▸ Problem details:
Find and copy lines holding "title".

### Listed entries ###

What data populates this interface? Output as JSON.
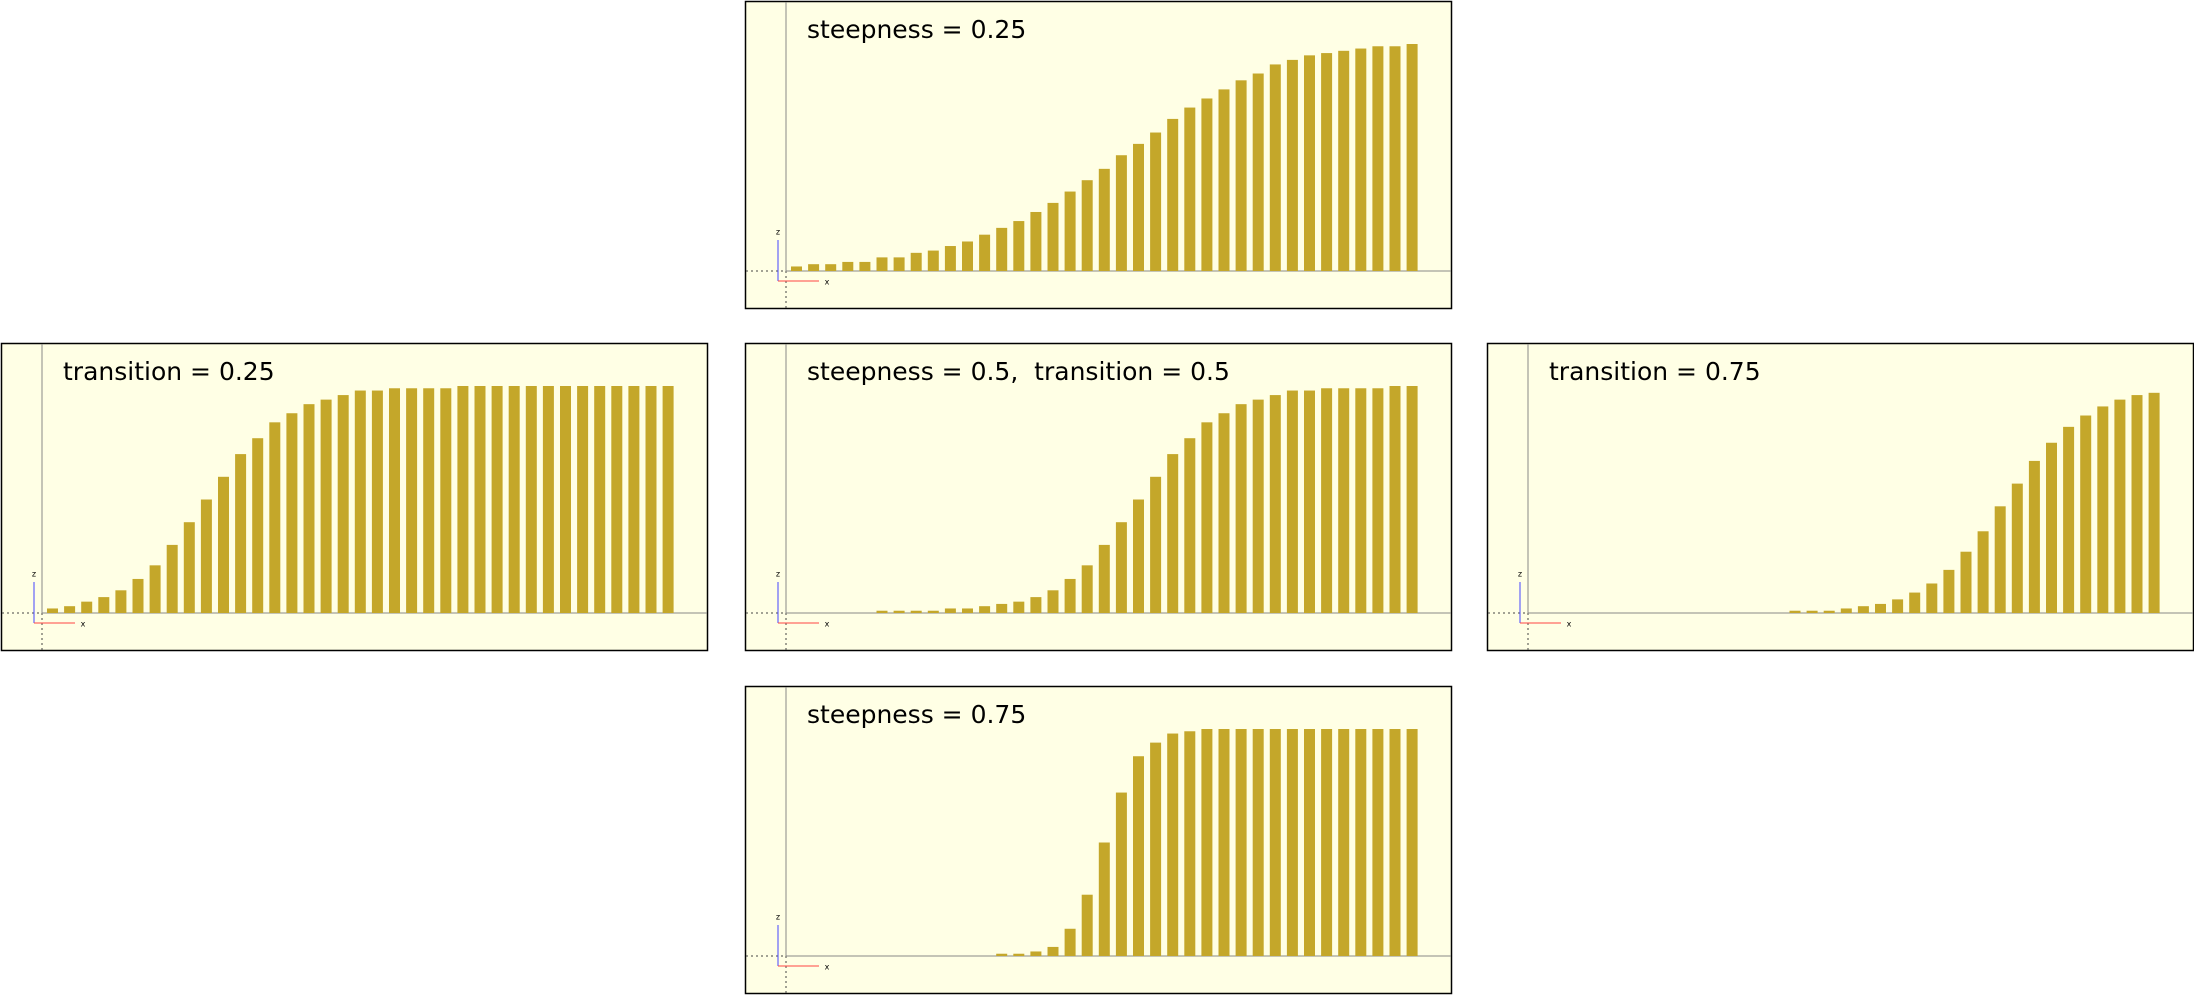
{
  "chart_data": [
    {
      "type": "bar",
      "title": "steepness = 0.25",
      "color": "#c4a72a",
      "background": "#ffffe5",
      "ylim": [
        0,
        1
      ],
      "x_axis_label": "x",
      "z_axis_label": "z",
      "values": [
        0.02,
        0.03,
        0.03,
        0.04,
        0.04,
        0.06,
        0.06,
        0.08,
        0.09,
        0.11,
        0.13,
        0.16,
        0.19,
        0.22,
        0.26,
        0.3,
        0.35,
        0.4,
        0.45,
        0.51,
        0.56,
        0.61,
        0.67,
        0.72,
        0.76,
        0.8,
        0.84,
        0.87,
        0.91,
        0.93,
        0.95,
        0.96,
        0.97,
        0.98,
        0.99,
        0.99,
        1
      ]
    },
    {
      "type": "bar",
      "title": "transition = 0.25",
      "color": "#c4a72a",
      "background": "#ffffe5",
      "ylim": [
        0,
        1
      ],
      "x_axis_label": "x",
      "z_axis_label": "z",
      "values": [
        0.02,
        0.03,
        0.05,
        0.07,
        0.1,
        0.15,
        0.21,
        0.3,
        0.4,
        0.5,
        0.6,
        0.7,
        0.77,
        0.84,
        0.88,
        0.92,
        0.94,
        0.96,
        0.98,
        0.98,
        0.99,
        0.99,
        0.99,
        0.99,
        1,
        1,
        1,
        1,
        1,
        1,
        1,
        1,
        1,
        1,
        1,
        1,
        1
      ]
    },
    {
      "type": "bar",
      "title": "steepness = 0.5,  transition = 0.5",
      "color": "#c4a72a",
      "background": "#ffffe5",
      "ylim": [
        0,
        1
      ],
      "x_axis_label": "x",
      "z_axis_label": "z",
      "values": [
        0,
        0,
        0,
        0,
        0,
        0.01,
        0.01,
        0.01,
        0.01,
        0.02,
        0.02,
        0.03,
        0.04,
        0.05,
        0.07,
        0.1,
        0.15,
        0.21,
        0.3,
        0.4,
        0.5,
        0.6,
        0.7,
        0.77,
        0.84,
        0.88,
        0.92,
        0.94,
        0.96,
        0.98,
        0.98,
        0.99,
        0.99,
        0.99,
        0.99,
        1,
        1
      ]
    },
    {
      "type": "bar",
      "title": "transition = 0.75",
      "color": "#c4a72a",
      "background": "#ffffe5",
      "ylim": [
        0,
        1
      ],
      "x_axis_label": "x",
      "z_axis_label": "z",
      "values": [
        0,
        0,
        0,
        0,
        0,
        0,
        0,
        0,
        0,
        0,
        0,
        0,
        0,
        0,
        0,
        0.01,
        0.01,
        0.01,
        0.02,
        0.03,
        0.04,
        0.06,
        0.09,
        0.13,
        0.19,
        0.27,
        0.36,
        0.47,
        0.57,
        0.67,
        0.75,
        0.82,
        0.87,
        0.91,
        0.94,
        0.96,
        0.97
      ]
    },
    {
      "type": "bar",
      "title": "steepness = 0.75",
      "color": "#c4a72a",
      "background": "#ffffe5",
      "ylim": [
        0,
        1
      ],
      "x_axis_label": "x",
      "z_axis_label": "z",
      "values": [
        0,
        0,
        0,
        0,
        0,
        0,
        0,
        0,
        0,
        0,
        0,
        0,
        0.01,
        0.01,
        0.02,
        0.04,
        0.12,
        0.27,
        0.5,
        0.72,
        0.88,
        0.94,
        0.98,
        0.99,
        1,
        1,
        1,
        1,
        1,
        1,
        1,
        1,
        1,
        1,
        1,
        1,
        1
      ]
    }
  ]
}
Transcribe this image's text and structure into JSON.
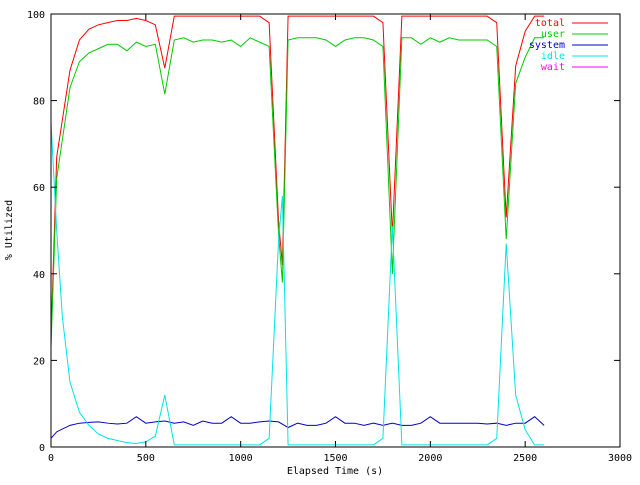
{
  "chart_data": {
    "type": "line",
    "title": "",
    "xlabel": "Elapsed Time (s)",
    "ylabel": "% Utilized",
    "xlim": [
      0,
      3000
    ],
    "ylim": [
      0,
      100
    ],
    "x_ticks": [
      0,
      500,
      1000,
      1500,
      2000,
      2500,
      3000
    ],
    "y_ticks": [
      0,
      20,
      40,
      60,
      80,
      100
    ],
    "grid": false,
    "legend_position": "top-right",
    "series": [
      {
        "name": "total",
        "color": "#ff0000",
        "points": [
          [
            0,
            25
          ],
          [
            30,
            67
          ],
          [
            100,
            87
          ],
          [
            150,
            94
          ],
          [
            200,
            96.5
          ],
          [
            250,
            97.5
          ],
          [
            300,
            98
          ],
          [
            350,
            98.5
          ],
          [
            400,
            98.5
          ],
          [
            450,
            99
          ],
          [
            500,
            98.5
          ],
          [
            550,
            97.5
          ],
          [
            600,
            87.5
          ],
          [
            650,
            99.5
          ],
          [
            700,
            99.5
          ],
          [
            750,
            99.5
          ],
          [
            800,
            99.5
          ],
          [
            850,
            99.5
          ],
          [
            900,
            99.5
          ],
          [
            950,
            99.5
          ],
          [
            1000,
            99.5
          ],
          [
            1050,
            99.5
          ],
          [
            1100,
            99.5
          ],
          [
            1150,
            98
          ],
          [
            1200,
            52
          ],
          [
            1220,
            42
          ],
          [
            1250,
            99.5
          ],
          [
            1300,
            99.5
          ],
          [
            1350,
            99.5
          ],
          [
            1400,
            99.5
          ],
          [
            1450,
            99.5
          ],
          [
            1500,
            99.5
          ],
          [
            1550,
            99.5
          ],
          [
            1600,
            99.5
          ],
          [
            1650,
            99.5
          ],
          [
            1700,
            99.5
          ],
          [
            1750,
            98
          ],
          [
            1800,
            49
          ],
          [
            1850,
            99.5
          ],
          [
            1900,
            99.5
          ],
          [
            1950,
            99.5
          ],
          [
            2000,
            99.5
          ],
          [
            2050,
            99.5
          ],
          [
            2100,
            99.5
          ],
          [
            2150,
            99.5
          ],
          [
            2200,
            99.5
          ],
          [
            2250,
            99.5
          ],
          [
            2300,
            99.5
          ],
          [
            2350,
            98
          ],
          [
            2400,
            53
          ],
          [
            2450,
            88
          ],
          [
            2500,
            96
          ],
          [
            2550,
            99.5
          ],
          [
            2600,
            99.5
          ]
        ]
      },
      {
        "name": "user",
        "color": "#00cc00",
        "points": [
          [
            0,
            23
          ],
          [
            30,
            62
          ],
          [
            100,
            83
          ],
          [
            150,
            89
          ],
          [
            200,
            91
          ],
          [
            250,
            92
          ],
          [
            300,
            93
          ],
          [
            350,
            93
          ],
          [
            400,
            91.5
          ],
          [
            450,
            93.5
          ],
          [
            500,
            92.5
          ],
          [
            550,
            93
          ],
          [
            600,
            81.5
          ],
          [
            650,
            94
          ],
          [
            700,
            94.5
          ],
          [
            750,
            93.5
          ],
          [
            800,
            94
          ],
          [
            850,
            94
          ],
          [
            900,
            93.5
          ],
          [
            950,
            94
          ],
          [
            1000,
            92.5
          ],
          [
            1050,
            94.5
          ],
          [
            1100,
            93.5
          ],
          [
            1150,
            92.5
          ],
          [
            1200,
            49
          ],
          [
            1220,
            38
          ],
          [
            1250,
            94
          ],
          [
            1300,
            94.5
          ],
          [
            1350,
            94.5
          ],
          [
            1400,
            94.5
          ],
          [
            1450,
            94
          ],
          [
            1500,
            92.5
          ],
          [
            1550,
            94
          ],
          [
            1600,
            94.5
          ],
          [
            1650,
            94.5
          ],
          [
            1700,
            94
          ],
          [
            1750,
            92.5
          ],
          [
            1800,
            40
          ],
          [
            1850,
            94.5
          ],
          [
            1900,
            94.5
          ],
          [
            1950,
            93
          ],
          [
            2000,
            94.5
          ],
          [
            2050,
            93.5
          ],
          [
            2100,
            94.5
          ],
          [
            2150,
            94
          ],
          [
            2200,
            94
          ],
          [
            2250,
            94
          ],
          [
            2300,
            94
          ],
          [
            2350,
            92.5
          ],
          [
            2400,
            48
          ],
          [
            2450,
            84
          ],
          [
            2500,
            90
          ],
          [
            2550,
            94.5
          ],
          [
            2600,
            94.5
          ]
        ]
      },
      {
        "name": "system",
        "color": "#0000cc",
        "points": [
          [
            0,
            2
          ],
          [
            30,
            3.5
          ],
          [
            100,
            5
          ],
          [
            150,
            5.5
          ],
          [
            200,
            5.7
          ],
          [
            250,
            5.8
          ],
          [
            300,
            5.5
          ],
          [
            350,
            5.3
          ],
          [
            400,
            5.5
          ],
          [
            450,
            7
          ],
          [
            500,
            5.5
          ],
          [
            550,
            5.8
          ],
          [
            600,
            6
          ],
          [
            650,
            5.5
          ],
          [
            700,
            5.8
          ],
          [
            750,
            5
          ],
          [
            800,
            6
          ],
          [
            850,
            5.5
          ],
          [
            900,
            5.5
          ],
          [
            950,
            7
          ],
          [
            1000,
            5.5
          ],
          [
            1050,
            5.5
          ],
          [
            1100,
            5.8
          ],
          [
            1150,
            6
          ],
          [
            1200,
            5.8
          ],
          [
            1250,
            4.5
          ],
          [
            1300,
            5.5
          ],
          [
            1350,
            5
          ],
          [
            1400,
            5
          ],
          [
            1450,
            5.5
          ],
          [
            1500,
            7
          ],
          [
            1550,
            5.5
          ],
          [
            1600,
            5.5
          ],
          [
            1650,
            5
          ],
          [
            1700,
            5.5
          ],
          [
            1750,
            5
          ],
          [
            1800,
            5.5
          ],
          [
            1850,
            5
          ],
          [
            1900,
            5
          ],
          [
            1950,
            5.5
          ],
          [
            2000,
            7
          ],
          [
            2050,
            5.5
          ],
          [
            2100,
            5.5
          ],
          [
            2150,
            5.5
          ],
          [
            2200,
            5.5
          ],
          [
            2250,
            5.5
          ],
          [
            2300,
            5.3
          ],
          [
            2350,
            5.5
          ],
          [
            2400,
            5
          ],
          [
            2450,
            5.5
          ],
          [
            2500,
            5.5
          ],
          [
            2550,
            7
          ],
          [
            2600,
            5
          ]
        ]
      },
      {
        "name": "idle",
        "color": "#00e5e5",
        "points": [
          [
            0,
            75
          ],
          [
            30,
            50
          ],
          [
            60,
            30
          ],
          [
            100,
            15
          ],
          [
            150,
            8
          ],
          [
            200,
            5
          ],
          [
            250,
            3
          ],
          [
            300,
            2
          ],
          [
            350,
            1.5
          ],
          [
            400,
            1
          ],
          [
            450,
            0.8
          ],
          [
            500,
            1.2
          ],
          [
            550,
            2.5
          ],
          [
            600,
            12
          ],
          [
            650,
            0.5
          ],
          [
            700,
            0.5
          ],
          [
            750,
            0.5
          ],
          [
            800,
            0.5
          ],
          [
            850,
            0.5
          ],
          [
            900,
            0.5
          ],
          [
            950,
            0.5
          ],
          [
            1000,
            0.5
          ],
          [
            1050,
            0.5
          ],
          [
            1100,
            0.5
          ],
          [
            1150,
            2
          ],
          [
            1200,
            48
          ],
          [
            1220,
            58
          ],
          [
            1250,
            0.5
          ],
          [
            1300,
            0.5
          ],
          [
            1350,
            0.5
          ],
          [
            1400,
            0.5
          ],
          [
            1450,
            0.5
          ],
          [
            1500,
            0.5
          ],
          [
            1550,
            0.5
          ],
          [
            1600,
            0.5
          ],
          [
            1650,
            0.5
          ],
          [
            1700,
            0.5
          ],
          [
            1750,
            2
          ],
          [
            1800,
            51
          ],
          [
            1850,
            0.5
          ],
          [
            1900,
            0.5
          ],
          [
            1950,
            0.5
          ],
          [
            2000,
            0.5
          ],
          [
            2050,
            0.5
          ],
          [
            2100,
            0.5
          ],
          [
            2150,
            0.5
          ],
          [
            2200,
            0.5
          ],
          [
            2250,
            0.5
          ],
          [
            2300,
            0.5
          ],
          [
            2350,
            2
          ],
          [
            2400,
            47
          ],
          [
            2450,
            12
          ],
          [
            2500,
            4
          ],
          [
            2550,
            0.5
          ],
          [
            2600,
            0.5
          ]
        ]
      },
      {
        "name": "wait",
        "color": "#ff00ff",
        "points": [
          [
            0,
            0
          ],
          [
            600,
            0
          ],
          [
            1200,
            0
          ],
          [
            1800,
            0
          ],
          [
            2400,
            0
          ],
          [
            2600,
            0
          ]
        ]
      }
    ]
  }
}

###

▸ Exercise result:
      "title": "steepness = 0.25",
      "title": "transition = 0.25",
      "title": "steepness = 0.5,  transition = 0.5",
      "title": "transition = 0.75",
      "title": "steepness = 0.75",
    "title": "",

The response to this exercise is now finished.